◆ The records
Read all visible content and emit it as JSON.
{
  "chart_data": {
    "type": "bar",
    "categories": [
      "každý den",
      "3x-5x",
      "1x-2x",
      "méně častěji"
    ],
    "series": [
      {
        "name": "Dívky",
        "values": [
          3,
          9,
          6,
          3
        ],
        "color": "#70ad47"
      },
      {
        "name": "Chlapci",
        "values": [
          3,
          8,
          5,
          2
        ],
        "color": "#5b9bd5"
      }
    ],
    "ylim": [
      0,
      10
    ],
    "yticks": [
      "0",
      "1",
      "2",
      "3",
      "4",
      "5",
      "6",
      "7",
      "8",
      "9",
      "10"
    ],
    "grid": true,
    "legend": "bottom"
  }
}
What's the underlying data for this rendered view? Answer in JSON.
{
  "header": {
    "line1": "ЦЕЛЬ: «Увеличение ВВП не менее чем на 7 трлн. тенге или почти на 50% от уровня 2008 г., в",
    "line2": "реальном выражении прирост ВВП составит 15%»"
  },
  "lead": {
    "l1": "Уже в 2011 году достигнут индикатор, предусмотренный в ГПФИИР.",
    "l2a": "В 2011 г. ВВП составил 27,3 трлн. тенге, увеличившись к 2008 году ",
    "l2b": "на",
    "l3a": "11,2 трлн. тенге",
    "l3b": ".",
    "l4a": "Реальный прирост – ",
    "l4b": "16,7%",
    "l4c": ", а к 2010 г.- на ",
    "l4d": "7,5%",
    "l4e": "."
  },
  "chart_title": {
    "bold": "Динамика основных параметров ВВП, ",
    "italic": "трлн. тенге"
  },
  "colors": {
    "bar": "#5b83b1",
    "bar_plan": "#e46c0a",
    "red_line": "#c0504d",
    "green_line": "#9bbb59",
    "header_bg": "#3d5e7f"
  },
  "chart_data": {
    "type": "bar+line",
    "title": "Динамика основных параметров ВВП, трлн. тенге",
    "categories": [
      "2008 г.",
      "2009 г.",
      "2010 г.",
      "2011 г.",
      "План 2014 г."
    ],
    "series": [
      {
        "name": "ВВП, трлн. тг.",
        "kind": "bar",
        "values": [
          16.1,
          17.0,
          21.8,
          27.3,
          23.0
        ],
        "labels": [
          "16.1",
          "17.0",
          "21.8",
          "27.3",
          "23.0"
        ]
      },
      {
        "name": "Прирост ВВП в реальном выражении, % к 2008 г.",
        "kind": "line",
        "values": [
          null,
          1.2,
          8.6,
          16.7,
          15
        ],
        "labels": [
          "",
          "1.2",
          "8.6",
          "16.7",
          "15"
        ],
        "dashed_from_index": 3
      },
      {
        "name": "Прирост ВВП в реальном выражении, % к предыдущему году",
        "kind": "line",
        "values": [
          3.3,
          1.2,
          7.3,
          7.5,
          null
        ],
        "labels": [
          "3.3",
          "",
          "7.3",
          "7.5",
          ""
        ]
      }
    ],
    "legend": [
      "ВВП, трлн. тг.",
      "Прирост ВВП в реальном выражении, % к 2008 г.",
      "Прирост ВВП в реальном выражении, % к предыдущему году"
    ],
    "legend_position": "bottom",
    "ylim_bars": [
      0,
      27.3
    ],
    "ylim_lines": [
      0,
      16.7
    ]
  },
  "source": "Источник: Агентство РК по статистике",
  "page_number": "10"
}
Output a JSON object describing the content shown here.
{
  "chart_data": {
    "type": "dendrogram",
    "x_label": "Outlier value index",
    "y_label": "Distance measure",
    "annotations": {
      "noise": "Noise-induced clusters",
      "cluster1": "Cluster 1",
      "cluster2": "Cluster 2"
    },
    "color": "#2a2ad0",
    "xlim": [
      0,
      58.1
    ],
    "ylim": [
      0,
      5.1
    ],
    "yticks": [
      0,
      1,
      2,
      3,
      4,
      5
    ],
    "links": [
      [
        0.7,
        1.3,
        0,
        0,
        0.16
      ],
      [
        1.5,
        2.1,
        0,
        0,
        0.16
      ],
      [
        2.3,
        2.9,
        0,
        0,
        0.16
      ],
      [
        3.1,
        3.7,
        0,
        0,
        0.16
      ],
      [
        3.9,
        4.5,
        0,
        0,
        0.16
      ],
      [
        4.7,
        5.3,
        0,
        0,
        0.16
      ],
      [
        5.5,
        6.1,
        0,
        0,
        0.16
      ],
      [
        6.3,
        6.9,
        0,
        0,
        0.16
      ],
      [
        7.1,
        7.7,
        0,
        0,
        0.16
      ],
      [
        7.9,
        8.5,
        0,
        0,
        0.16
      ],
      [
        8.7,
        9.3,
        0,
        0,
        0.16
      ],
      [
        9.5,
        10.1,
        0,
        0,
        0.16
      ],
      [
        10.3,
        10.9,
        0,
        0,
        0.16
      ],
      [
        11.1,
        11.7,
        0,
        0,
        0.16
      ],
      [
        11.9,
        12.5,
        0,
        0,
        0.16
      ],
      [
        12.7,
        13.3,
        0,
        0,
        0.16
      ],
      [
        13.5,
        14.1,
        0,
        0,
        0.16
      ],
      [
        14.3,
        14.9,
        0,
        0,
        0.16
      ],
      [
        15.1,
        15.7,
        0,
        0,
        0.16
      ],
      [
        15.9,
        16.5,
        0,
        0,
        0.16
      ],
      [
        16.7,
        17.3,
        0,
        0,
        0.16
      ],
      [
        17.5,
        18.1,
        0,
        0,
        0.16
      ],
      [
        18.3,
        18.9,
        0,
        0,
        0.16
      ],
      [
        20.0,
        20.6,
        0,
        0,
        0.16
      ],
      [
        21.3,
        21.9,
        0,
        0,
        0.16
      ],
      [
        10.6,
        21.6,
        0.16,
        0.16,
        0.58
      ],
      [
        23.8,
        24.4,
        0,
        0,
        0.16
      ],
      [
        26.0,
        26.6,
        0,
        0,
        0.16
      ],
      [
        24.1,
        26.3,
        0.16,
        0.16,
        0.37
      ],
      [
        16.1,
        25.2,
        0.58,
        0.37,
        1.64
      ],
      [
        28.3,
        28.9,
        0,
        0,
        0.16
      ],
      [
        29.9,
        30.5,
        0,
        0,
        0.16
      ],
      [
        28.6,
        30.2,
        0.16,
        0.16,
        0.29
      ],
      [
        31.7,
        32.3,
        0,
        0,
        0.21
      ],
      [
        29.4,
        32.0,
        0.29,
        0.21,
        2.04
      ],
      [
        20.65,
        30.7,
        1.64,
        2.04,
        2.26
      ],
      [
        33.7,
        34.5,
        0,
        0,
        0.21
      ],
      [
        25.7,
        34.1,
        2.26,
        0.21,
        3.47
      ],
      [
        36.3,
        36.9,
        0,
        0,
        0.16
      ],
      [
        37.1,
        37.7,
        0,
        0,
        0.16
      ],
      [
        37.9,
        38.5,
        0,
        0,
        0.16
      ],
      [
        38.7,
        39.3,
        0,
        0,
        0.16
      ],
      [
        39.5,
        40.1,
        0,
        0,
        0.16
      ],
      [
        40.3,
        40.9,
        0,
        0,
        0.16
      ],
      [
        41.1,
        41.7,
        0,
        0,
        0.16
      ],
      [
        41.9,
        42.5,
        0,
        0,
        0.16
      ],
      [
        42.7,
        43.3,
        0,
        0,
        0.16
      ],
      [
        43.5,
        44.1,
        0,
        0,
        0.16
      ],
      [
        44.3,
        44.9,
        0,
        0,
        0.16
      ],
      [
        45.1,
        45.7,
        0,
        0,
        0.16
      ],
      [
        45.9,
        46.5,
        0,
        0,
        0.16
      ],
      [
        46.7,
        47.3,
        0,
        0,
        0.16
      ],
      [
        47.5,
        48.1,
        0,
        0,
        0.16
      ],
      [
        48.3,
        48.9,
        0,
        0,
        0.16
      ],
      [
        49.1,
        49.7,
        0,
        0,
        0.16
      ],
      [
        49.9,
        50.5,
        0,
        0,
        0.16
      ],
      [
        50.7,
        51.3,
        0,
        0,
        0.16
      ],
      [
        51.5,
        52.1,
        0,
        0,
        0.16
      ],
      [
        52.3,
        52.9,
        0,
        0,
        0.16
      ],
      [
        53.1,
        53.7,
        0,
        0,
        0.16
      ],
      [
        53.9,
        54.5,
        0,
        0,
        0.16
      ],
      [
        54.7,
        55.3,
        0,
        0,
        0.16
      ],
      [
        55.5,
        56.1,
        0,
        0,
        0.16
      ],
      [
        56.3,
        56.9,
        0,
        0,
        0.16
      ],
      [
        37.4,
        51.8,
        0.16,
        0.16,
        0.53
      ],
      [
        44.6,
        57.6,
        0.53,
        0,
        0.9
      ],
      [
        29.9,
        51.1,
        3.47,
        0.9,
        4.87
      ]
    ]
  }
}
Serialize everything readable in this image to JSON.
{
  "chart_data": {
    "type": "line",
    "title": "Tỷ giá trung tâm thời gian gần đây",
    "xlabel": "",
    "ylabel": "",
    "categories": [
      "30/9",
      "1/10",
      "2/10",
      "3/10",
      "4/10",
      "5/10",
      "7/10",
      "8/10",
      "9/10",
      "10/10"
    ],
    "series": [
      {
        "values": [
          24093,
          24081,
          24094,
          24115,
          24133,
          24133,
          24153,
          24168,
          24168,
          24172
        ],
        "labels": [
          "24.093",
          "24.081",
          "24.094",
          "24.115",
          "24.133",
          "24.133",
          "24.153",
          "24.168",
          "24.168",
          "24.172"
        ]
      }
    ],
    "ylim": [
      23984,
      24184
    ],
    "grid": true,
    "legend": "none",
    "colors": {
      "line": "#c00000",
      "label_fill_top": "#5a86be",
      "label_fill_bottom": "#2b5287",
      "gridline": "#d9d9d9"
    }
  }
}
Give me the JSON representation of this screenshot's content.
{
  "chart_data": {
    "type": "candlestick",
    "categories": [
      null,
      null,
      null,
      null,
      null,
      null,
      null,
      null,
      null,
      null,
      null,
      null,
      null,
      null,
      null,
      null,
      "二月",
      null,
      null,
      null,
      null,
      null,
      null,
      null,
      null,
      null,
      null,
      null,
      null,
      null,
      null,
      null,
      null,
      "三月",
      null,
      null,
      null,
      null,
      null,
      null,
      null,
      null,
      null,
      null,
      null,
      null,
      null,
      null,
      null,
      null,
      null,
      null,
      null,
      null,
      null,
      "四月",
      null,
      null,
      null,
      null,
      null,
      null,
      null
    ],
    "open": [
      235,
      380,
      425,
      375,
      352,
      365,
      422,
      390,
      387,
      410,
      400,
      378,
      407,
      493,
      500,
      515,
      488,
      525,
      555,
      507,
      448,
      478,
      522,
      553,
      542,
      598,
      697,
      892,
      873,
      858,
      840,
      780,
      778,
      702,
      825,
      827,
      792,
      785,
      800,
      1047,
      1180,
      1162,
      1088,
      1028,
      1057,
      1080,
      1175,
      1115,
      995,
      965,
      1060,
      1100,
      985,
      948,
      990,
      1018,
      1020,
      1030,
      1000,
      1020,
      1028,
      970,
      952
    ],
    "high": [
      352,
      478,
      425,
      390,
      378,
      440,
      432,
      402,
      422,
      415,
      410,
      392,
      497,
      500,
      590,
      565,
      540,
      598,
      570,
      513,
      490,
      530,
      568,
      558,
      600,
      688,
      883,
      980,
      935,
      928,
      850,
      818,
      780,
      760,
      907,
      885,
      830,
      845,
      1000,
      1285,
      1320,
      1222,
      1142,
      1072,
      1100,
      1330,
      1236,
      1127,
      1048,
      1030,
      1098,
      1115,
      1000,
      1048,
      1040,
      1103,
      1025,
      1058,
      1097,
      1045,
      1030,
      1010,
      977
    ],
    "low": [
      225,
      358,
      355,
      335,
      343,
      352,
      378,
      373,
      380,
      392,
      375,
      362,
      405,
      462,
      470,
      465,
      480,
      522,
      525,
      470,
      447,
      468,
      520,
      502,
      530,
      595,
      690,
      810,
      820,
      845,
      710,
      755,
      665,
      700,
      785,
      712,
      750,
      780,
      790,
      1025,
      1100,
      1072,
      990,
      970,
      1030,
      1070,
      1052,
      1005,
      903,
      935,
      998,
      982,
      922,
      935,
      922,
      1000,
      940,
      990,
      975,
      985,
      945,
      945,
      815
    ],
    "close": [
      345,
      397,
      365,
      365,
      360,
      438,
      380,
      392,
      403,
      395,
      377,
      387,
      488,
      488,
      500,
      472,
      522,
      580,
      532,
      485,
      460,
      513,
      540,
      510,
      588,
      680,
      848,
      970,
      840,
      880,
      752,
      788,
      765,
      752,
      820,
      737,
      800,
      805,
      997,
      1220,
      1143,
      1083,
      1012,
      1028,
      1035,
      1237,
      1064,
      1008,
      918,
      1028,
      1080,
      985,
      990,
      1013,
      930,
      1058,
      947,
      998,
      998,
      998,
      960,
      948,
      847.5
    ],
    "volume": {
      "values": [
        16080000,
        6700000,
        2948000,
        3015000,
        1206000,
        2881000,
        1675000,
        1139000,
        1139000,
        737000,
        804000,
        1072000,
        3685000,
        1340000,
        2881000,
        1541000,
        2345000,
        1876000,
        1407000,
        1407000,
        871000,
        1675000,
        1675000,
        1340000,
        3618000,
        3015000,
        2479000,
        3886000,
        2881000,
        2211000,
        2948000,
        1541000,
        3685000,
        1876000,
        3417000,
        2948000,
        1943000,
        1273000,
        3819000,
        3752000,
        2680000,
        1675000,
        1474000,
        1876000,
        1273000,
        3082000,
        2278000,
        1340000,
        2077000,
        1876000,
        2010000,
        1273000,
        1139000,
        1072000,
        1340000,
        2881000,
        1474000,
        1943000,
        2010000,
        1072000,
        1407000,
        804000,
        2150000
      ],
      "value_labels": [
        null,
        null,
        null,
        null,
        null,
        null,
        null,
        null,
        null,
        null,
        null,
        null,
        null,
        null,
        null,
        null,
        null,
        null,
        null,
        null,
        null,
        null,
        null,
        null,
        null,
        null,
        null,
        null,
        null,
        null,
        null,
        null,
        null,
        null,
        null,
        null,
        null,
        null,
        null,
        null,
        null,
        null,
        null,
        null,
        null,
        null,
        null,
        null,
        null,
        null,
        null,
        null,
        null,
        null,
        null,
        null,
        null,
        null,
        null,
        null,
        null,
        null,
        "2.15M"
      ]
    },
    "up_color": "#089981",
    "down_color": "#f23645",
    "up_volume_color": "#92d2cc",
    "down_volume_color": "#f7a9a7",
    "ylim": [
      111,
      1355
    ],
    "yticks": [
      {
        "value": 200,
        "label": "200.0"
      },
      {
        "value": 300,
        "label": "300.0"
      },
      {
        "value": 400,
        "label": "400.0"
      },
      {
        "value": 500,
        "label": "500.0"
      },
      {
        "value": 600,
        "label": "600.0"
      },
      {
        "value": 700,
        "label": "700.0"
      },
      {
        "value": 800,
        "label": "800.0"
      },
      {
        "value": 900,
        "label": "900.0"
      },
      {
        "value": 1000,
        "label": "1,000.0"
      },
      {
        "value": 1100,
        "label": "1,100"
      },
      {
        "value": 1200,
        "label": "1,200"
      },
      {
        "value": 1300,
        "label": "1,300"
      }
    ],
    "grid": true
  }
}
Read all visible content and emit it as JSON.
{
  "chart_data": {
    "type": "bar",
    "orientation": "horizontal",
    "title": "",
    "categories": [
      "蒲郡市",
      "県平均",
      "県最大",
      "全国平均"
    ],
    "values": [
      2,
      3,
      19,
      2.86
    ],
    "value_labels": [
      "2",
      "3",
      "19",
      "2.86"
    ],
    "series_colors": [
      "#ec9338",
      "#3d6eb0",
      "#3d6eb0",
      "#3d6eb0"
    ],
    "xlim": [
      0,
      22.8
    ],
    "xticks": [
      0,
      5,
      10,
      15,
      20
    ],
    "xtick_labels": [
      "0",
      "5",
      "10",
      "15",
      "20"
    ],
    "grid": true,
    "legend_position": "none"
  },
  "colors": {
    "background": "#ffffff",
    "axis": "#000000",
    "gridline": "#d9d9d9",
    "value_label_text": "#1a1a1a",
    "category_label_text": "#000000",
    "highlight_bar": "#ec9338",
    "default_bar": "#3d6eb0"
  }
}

◆ The request
Choose all lines containing the string "Динамика" and copy them out.

◆ The answer
    "bold": "Динамика основных параметров ВВП, ",
    "title": "Динамика основных параметров ВВП, трлн. тенге",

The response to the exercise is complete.